WHAT IS ASKED: List all lines of the data containing the word "value".

ENTRIES PROVIDED:
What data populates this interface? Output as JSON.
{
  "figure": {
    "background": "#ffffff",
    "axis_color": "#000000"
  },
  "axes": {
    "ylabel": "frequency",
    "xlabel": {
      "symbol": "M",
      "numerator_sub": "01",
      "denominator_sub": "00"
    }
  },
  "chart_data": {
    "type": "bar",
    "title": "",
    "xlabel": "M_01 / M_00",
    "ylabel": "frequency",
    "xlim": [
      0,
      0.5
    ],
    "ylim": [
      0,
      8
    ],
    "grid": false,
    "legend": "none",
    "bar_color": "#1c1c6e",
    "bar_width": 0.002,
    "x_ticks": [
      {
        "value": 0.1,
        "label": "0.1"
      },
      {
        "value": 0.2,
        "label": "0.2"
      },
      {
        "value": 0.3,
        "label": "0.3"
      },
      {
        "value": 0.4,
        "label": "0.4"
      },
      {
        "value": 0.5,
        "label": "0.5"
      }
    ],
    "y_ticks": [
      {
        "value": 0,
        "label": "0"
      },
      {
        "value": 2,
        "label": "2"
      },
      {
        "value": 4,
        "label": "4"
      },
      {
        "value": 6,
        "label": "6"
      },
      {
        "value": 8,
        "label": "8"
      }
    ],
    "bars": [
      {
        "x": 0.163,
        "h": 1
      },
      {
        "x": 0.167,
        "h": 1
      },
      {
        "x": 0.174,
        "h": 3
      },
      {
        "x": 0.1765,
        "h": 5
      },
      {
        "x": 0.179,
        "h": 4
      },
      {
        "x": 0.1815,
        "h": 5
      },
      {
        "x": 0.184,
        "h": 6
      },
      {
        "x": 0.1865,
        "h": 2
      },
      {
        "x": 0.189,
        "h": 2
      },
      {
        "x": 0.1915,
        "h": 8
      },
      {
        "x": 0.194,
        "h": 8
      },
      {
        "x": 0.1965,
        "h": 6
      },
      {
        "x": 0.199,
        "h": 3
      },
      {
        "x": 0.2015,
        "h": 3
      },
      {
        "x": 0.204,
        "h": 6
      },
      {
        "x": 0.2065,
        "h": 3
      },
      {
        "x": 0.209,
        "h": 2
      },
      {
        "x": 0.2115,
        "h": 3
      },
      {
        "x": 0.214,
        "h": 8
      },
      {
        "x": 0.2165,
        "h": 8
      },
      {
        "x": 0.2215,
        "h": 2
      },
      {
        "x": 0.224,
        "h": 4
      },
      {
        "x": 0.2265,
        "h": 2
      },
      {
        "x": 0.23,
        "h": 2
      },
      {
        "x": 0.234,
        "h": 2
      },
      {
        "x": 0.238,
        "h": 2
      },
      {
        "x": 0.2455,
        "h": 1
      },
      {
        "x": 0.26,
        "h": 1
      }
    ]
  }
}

SOLUTION FOR THIS PROBLEM:
        "value": 0.1,
        "value": 0.2,
        "value": 0.3,
        "value": 0.4,
        "value": 0.5,
        "value": 0,
        "value": 2,
        "value": 4,
        "value": 6,
        "value": 8,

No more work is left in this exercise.